## [What the task asks]
Each line below is to be written out in full, exactly as shown.

---

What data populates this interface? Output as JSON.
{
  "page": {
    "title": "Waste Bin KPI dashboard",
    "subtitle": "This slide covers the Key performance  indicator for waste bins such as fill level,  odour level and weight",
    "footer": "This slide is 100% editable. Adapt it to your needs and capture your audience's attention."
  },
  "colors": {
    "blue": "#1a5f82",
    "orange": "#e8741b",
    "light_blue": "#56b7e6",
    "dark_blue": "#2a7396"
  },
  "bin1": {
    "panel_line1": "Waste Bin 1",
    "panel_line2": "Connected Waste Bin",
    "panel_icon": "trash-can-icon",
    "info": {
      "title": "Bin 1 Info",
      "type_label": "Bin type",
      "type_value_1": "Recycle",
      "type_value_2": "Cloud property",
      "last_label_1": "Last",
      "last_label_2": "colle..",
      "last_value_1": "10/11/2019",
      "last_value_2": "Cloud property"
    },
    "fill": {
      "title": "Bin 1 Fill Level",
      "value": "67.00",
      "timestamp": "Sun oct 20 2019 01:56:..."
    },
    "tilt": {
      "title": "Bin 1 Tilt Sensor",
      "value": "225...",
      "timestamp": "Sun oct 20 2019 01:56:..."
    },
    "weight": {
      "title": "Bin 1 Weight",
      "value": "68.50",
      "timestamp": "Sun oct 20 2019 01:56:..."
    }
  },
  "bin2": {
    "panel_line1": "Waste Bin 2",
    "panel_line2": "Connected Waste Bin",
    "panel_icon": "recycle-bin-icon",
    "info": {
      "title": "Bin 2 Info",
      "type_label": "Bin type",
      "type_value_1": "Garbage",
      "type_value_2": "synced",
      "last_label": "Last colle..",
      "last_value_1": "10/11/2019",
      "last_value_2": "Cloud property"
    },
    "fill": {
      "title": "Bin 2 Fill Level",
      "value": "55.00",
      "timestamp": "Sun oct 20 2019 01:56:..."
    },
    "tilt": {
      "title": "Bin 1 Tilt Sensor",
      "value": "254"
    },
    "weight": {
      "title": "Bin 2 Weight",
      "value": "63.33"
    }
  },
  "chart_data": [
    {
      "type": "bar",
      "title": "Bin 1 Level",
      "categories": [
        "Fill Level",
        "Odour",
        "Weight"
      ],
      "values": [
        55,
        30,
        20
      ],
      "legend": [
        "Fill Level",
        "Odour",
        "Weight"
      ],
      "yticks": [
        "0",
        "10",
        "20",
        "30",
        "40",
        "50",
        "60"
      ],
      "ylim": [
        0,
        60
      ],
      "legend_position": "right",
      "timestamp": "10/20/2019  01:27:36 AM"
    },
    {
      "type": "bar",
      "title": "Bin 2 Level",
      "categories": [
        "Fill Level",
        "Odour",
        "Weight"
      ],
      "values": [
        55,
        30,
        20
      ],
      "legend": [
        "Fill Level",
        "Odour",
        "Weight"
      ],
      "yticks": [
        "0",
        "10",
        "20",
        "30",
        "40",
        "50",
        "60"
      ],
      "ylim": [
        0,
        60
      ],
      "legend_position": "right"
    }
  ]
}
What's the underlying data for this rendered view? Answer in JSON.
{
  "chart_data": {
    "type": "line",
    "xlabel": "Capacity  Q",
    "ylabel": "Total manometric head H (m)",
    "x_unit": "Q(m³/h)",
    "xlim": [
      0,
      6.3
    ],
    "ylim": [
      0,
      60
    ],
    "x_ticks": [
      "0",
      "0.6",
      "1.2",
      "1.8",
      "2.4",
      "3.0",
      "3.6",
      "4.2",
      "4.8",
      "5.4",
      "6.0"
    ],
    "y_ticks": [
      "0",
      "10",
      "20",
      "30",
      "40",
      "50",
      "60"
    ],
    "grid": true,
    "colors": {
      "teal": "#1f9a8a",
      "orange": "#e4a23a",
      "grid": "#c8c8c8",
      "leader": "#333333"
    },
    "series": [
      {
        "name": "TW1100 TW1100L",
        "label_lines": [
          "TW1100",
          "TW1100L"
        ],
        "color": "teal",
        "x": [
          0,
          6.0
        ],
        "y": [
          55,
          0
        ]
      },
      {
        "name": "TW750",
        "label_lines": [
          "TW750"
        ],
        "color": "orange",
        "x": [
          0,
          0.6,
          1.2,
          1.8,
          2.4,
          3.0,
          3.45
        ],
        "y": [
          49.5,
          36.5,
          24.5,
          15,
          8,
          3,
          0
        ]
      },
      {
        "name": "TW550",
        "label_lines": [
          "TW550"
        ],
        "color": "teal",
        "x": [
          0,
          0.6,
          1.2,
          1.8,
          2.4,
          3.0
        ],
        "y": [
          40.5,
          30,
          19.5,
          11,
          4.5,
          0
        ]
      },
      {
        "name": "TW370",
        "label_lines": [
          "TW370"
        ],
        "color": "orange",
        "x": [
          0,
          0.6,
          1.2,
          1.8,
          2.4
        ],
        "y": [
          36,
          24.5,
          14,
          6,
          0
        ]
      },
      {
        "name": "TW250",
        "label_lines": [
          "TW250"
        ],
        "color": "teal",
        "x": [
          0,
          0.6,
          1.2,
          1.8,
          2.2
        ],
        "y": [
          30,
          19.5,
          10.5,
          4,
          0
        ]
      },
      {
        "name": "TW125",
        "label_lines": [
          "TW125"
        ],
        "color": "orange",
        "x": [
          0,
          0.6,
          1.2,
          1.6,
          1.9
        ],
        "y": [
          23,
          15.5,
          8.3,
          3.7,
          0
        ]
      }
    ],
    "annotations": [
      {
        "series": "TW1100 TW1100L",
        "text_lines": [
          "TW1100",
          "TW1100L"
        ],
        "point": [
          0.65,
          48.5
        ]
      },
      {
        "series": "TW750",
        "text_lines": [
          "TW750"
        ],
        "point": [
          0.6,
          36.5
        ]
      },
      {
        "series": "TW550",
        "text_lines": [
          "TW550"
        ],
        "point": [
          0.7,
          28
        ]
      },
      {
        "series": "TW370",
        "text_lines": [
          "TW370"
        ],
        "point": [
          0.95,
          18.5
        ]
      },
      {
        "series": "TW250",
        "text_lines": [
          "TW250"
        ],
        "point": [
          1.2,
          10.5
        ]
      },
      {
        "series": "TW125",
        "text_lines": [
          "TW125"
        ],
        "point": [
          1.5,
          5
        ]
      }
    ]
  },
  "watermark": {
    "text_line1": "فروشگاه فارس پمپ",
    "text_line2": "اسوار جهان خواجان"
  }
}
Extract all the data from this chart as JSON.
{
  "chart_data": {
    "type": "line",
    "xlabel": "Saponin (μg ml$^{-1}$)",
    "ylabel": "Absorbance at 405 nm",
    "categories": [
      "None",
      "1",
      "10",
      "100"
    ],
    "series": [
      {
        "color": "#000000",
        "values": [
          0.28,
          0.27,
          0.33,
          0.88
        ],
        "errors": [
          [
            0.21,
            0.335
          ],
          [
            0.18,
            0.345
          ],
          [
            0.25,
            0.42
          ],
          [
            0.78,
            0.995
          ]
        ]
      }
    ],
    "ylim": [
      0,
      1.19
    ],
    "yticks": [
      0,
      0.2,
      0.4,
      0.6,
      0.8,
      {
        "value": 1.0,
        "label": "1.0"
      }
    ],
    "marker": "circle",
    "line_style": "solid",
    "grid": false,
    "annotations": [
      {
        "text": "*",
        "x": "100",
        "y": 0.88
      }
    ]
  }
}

---

## [Task result]
What data populates this interface? Output as JSON.
{
  "page": {
    "title": "Waste Bin KPI dashboard",
    "subtitle": "This slide covers the Key performance  indicator for waste bins such as fill level,  odour level and weight",
    "footer": "This slide is 100% editable. Adapt it to your needs and capture your audience's attention."
  },
  "colors": {
    "blue": "#1a5f82",
    "orange": "#e8741b",
    "light_blue": "#56b7e6",
    "dark_blue": "#2a7396"
  },
  "bin1": {
    "panel_line1": "Waste Bin 1",
    "panel_line2": "Connected Waste Bin",
    "panel_icon": "trash-can-icon",
    "info": {
      "title": "Bin 1 Info",
      "type_label": "Bin type",
      "type_value_1": "Recycle",
      "type_value_2": "Cloud property",
      "last_label_1": "Last",
      "last_label_2": "colle..",
      "last_value_1": "10/11/2019",
      "last_value_2": "Cloud property"
    },
    "fill": {
      "title": "Bin 1 Fill Level",
      "value": "67.00",
      "timestamp": "Sun oct 20 2019 01:56:..."
    },
    "tilt": {
      "title": "Bin 1 Tilt Sensor",
      "value": "225...",
      "timestamp": "Sun oct 20 2019 01:56:..."
    },
    "weight": {
      "title": "Bin 1 Weight",
      "value": "68.50",
      "timestamp": "Sun oct 20 2019 01:56:..."
    }
  },
  "bin2": {
    "panel_line1": "Waste Bin 2",
    "panel_line2": "Connected Waste Bin",
    "panel_icon": "recycle-bin-icon",
    "info": {
      "title": "Bin 2 Info",
      "type_label": "Bin type",
      "type_value_1": "Garbage",
      "type_value_2": "synced",
      "last_label": "Last colle..",
      "last_value_1": "10/11/2019",
      "last_value_2": "Cloud property"
    },
    "fill": {
      "title": "Bin 2 Fill Level",
      "value": "55.00",
      "timestamp": "Sun oct 20 2019 01:56:..."
    },
    "tilt": {
      "title": "Bin 1 Tilt Sensor",
      "value": "254"
    },
    "weight": {
      "title": "Bin 2 Weight",
      "value": "63.33"
    }
  },
  "chart_data": [
    {
      "type": "bar",
      "title": "Bin 1 Level",
      "categories": [
        "Fill Level",
        "Odour",
        "Weight"
      ],
      "values": [
        55,
        30,
        20
      ],
      "legend": [
        "Fill Level",
        "Odour",
        "Weight"
      ],
      "yticks": [
        "0",
        "10",
        "20",
        "30",
        "40",
        "50",
        "60"
      ],
      "ylim": [
        0,
        60
      ],
      "legend_position": "right",
      "timestamp": "10/20/2019  01:27:36 AM"
    },
    {
      "type": "bar",
      "title": "Bin 2 Level",
      "categories": [
        "Fill Level",
        "Odour",
        "Weight"
      ],
      "values": [
        55,
        30,
        20
      ],
      "legend": [
        "Fill Level",
        "Odour",
        "Weight"
      ],
      "yticks": [
        "0",
        "10",
        "20",
        "30",
        "40",
        "50",
        "60"
      ],
      "ylim": [
        0,
        60
      ],
      "legend_position": "right"
    }
  ]
}
What's the underlying data for this rendered view? Answer in JSON.
{
  "chart_data": {
    "type": "line",
    "xlabel": "Capacity  Q",
    "ylabel": "Total manometric head H (m)",
    "x_unit": "Q(m³/h)",
    "xlim": [
      0,
      6.3
    ],
    "ylim": [
      0,
      60
    ],
    "x_ticks": [
      "0",
      "0.6",
      "1.2",
      "1.8",
      "2.4",
      "3.0",
      "3.6",
      "4.2",
      "4.8",
      "5.4",
      "6.0"
    ],
    "y_ticks": [
      "0",
      "10",
      "20",
      "30",
      "40",
      "50",
      "60"
    ],
    "grid": true,
    "colors": {
      "teal": "#1f9a8a",
      "orange": "#e4a23a",
      "grid": "#c8c8c8",
      "leader": "#333333"
    },
    "series": [
      {
        "name": "TW1100 TW1100L",
        "label_lines": [
          "TW1100",
          "TW1100L"
        ],
        "color": "teal",
        "x": [
          0,
          6.0
        ],
        "y": [
          55,
          0
        ]
      },
      {
        "name": "TW750",
        "label_lines": [
          "TW750"
        ],
        "color": "orange",
        "x": [
          0,
          0.6,
          1.2,
          1.8,
          2.4,
          3.0,
          3.45
        ],
        "y": [
          49.5,
          36.5,
          24.5,
          15,
          8,
          3,
          0
        ]
      },
      {
        "name": "TW550",
        "label_lines": [
          "TW550"
        ],
        "color": "teal",
        "x": [
          0,
          0.6,
          1.2,
          1.8,
          2.4,
          3.0
        ],
        "y": [
          40.5,
          30,
          19.5,
          11,
          4.5,
          0
        ]
      },
      {
        "name": "TW370",
        "label_lines": [
          "TW370"
        ],
        "color": "orange",
        "x": [
          0,
          0.6,
          1.2,
          1.8,
          2.4
        ],
        "y": [
          36,
          24.5,
          14,
          6,
          0
        ]
      },
      {
        "name": "TW250",
        "label_lines": [
          "TW250"
        ],
        "color": "teal",
        "x": [
          0,
          0.6,
          1.2,
          1.8,
          2.2
        ],
        "y": [
          30,
          19.5,
          10.5,
          4,
          0
        ]
      },
      {
        "name": "TW125",
        "label_lines": [
          "TW125"
        ],
        "color": "orange",
        "x": [
          0,
          0.6,
          1.2,
          1.6,
          1.9
        ],
        "y": [
          23,
          15.5,
          8.3,
          3.7,
          0
        ]
      }
    ],
    "annotations": [
      {
        "series": "TW1100 TW1100L",
        "text_lines": [
          "TW1100",
          "TW1100L"
        ],
        "point": [
          0.65,
          48.5
        ]
      },
      {
        "series": "TW750",
        "text_lines": [
          "TW750"
        ],
        "point": [
          0.6,
          36.5
        ]
      },
      {
        "series": "TW550",
        "text_lines": [
          "TW550"
        ],
        "point": [
          0.7,
          28
        ]
      },
      {
        "series": "TW370",
        "text_lines": [
          "TW370"
        ],
        "point": [
          0.95,
          18.5
        ]
      },
      {
        "series": "TW250",
        "text_lines": [
          "TW250"
        ],
        "point": [
          1.2,
          10.5
        ]
      },
      {
        "series": "TW125",
        "text_lines": [
          "TW125"
        ],
        "point": [
          1.5,
          5
        ]
      }
    ]
  },
  "watermark": {
    "text_line1": "فروشگاه فارس پمپ",
    "text_line2": "اسوار جهان خواجان"
  }
}
Extract all the data from this chart as JSON.
{
  "chart_data": {
    "type": "line",
    "xlabel": "Saponin (μg ml$^{-1}$)",
    "ylabel": "Absorbance at 405 nm",
    "categories": [
      "None",
      "1",
      "10",
      "100"
    ],
    "series": [
      {
        "color": "#000000",
        "values": [
          0.28,
          0.27,
          0.33,
          0.88
        ],
        "errors": [
          [
            0.21,
            0.335
          ],
          [
            0.18,
            0.345
          ],
          [
            0.25,
            0.42
          ],
          [
            0.78,
            0.995
          ]
        ]
      }
    ],
    "ylim": [
      0,
      1.19
    ],
    "yticks": [
      0,
      0.2,
      0.4,
      0.6,
      0.8,
      {
        "value": 1.0,
        "label": "1.0"
      }
    ],
    "marker": "circle",
    "line_style": "solid",
    "grid": false,
    "annotations": [
      {
        "text": "*",
        "x": "100",
        "y": 0.88
      }
    ]
  }
}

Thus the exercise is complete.